Goal of the exercise = Copy all lines in which the word "content" can be found.

Extracted material =

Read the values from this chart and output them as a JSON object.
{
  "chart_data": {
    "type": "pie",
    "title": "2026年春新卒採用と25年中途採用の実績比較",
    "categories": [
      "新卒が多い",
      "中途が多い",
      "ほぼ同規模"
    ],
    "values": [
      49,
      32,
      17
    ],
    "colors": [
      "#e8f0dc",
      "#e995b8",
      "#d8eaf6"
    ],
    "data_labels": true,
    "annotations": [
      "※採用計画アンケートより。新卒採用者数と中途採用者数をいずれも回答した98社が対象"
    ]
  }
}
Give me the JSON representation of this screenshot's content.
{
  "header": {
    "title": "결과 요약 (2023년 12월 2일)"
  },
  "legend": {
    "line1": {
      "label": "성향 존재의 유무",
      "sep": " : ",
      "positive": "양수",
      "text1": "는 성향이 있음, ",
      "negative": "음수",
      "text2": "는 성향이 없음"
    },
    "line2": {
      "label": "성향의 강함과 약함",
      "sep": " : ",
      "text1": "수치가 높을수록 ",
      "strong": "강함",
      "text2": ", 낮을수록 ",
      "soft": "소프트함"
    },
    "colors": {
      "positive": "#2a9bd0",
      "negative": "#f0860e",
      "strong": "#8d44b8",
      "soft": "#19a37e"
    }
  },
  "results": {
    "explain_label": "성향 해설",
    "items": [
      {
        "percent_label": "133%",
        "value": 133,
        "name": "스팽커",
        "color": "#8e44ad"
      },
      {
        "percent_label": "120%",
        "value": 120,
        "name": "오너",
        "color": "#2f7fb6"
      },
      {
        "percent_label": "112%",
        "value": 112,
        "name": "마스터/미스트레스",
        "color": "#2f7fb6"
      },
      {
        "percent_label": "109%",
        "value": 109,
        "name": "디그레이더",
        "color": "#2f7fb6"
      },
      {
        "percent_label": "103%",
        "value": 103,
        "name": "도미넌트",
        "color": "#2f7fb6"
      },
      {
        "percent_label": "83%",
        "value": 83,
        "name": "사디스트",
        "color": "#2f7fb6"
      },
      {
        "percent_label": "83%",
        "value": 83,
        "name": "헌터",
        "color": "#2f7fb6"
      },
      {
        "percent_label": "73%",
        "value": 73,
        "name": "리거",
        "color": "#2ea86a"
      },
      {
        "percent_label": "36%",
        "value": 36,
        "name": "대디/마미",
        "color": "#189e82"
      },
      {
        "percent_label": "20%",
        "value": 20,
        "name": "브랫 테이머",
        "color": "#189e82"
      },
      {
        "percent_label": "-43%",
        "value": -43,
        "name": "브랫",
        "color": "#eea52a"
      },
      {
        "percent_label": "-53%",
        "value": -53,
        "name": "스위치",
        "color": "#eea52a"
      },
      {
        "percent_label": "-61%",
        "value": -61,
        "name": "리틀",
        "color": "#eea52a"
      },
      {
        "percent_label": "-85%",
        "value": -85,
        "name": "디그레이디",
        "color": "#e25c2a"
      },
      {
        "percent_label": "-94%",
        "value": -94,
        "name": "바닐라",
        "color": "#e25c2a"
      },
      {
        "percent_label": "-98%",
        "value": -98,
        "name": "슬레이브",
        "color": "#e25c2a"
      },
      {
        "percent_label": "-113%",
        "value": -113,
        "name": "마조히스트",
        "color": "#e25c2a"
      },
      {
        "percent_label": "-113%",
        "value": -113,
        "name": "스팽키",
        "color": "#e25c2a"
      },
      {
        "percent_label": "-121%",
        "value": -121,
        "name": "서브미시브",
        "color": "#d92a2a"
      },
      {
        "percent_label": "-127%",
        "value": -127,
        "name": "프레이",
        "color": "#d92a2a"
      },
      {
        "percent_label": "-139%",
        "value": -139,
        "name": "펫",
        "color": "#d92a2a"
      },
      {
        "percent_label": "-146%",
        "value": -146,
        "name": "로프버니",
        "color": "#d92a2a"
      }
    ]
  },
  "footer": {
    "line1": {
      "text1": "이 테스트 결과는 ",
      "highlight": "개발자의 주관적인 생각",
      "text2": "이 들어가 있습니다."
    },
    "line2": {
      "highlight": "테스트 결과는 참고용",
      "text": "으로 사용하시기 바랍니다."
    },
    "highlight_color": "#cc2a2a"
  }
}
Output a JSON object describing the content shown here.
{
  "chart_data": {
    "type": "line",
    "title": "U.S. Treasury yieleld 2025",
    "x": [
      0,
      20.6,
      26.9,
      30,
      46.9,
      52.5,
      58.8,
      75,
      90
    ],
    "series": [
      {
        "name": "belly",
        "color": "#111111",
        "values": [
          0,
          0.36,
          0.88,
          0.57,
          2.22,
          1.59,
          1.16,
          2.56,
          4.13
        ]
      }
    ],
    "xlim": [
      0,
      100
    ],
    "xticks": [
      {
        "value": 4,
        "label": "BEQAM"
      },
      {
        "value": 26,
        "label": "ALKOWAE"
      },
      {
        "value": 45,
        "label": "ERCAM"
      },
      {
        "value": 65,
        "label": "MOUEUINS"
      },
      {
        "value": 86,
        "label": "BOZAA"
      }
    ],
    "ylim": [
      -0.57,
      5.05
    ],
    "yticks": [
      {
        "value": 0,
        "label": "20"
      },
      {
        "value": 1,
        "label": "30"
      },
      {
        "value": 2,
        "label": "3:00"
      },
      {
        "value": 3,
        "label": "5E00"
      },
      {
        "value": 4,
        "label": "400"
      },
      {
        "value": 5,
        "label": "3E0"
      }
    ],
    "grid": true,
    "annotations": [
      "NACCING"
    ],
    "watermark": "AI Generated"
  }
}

Written reply =
Give me the JSON representation of this screenshot's content.
Output a JSON object describing the content shown here.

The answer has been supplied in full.